Collected data entries
.....

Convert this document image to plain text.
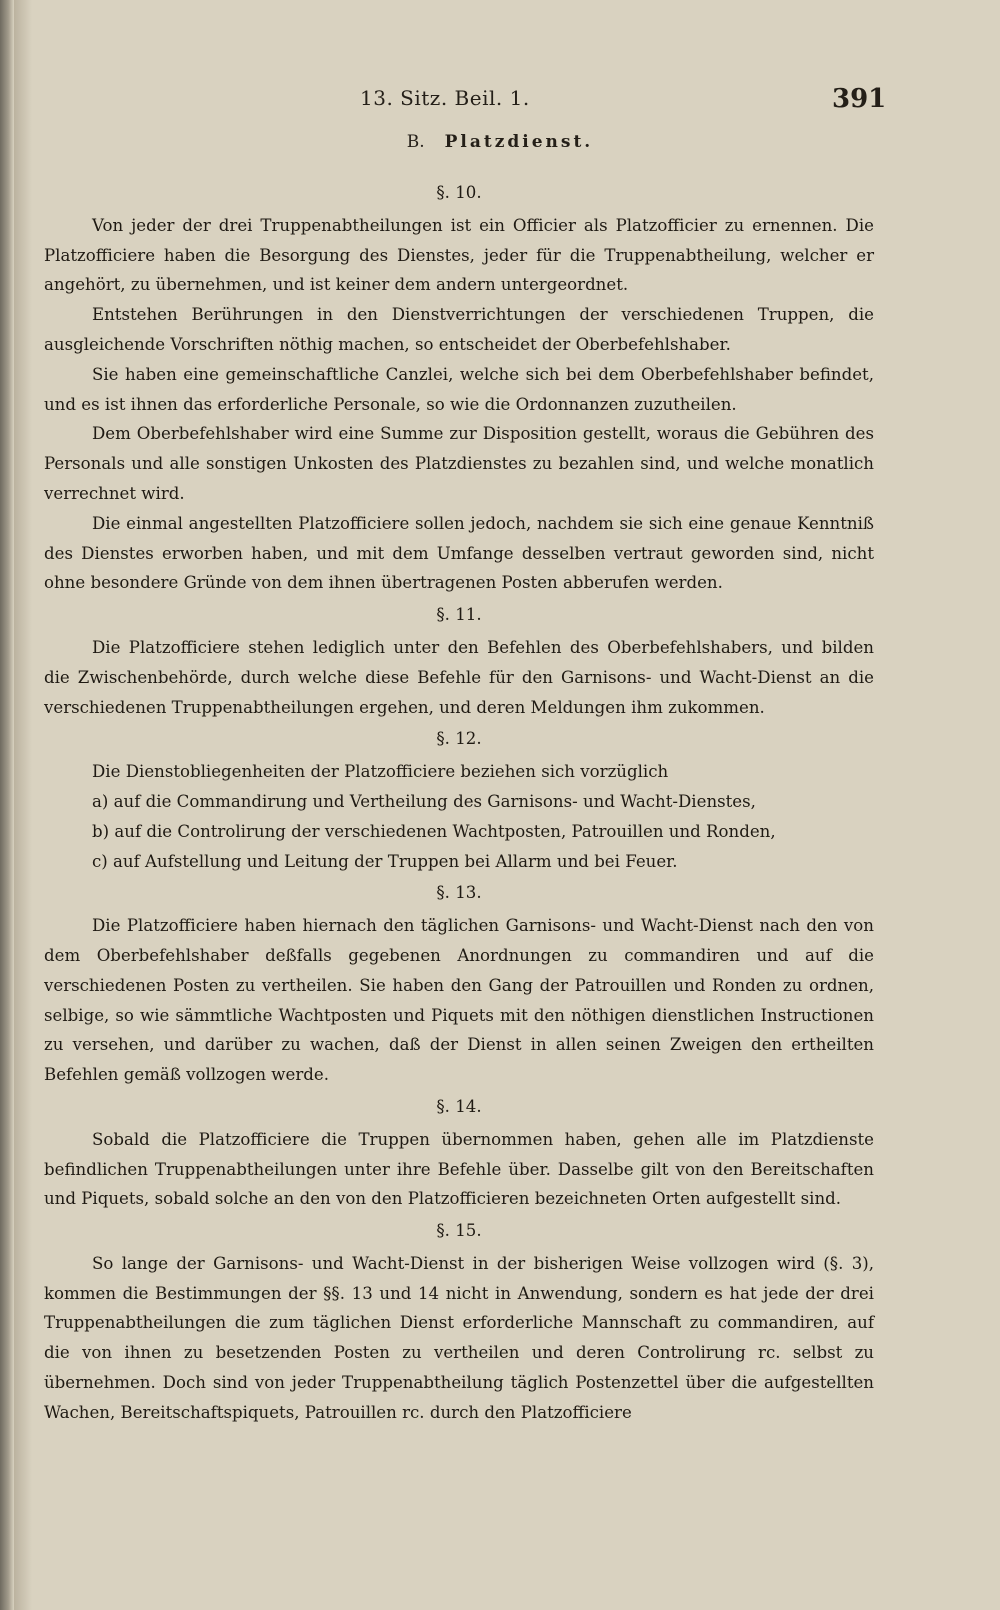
13. Sitz. Beil. 1.	391
B. Platzdienst.

§. 10.

Von jeder der drei Truppenabtheilungen ist ein Officier als Platzofficier zu ernennen. Die Platzofficiere haben die Besorgung des Dienstes, jeder für die Truppenabtheilung, welcher er angehört, zu übernehmen, und ist keiner dem andern untergeordnet.

Entstehen Berührungen in den Dienstverrichtungen der verschiedenen Truppen, die ausgleichende Vorschriften nöthig machen, so entscheidet der Oberbefehlshaber.

Sie haben eine gemeinschaftliche Canzlei, welche sich bei dem Oberbefehlshaber befindet, und es ist ihnen das erforderliche Personale, so wie die Ordonnanzen zuzutheilen.

Dem Oberbefehlshaber wird eine Summe zur Disposition gestellt, woraus die Gebühren des Personals und alle sonstigen Unkosten des Platzdienstes zu bezahlen sind, und welche monatlich verrechnet wird.

Die einmal angestellten Platzofficiere sollen jedoch, nachdem sie sich eine genaue Kenntniß des Dienstes erworben haben, und mit dem Umfange desselben vertraut geworden sind, nicht ohne besondere Gründe von dem ihnen übertragenen Posten abberufen werden.

§. 11.

Die Platzofficiere stehen lediglich unter den Befehlen des Oberbefehlshabers, und bilden die Zwischenbehörde, durch welche diese Befehle für den Garnisons- und Wacht-Dienst an die verschiedenen Truppenabtheilungen ergehen, und deren Meldungen ihm zukommen.

§. 12.

Die Dienstobliegenheiten der Platzofficiere beziehen sich vorzüglich

a) auf die Commandirung und Vertheilung des Garnisons- und Wacht-Dienstes,

b) auf die Controlirung der verschiedenen Wachtposten, Patrouillen und Ronden,

c) auf Aufstellung und Leitung der Truppen bei Allarm und bei Feuer.

§. 13.

Die Platzofficiere haben hiernach den täglichen Garnisons- und Wacht-Dienst nach den von dem Oberbefehlshaber deßfalls gegebenen Anordnungen zu commandiren und auf die verschiedenen Posten zu vertheilen. Sie haben den Gang der Patrouillen und Ronden zu ordnen, selbige, so wie sämmtliche Wachtposten und Piquets mit den nöthigen dienstlichen Instructionen zu versehen, und darüber zu wachen, daß der Dienst in allen seinen Zweigen den ertheilten Befehlen gemäß vollzogen werde.

§. 14.

Sobald die Platzofficiere die Truppen übernommen haben, gehen alle im Platzdienste befindlichen Truppenabtheilungen unter ihre Befehle über. Dasselbe gilt von den Bereitschaften und Piquets, sobald solche an den von den Platzofficieren bezeichneten Orten aufgestellt sind.

§. 15.

So lange der Garnisons- und Wacht-Dienst in der bisherigen Weise vollzogen wird (§. 3), kommen die Bestimmungen der §§. 13 und 14 nicht in Anwendung, sondern es hat jede der drei Truppenabtheilungen die zum täglichen Dienst erforderliche Mannschaft zu commandiren, auf die von ihnen zu besetzenden Posten zu vertheilen und deren Controlirung rc. selbst zu übernehmen. Doch sind von jeder Truppenabtheilung täglich Postenzettel über die aufgestellten Wachen, Bereitschaftspiquets, Patrouillen rc. durch den Platzofficiere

.....

§ **WHAT YOU NEED TO DO**:
Verbatim reproduction of every record is required; images are left out.

§ **EXERCISE OUTPUT**:
Convert this document image to plain text.
13. Sitz. Beil. 1.	391
B. Platzdienst.

§. 10.

Von jeder der drei Truppenabtheilungen ist ein Officier als Platzofficier zu ernennen. Die Platzofficiere haben die Besorgung des Dienstes, jeder für die Truppenabtheilung, welcher er angehört, zu übernehmen, und ist keiner dem andern untergeordnet.

Entstehen Berührungen in den Dienstverrichtungen der verschiedenen Truppen, die ausgleichende Vorschriften nöthig machen, so entscheidet der Oberbefehlshaber.

Sie haben eine gemeinschaftliche Canzlei, welche sich bei dem Oberbefehlshaber befindet, und es ist ihnen das erforderliche Personale, so wie die Ordonnanzen zuzutheilen.

Dem Oberbefehlshaber wird eine Summe zur Disposition gestellt, woraus die Gebühren des Personals und alle sonstigen Unkosten des Platzdienstes zu bezahlen sind, und welche monatlich verrechnet wird.

Die einmal angestellten Platzofficiere sollen jedoch, nachdem sie sich eine genaue Kenntniß des Dienstes erworben haben, und mit dem Umfange desselben vertraut geworden sind, nicht ohne besondere Gründe von dem ihnen übertragenen Posten abberufen werden.

§. 11.

Die Platzofficiere stehen lediglich unter den Befehlen des Oberbefehlshabers, und bilden die Zwischenbehörde, durch welche diese Befehle für den Garnisons- und Wacht-Dienst an die verschiedenen Truppenabtheilungen ergehen, und deren Meldungen ihm zukommen.

§. 12.

Die Dienstobliegenheiten der Platzofficiere beziehen sich vorzüglich

a) auf die Commandirung und Vertheilung des Garnisons- und Wacht-Dienstes,

b) auf die Controlirung der verschiedenen Wachtposten, Patrouillen und Ronden,

c) auf Aufstellung und Leitung der Truppen bei Allarm und bei Feuer.

§. 13.

Die Platzofficiere haben hiernach den täglichen Garnisons- und Wacht-Dienst nach den von dem Oberbefehlshaber deßfalls gegebenen Anordnungen zu commandiren und auf die verschiedenen Posten zu vertheilen. Sie haben den Gang der Patrouillen und Ronden zu ordnen, selbige, so wie sämmtliche Wachtposten und Piquets mit den nöthigen dienstlichen Instructionen zu versehen, und darüber zu wachen, daß der Dienst in allen seinen Zweigen den ertheilten Befehlen gemäß vollzogen werde.

§. 14.

Sobald die Platzofficiere die Truppen übernommen haben, gehen alle im Platzdienste befindlichen Truppenabtheilungen unter ihre Befehle über. Dasselbe gilt von den Bereitschaften und Piquets, sobald solche an den von den Platzofficieren bezeichneten Orten aufgestellt sind.

§. 15.

So lange der Garnisons- und Wacht-Dienst in der bisherigen Weise vollzogen wird (§. 3), kommen die Bestimmungen der §§. 13 und 14 nicht in Anwendung, sondern es hat jede der drei Truppenabtheilungen die zum täglichen Dienst erforderliche Mannschaft zu commandiren, auf die von ihnen zu besetzenden Posten zu vertheilen und deren Controlirung rc. selbst zu übernehmen. Doch sind von jeder Truppenabtheilung täglich Postenzettel über die aufgestellten Wachen, Bereitschaftspiquets, Patrouillen rc. durch den Platzofficiere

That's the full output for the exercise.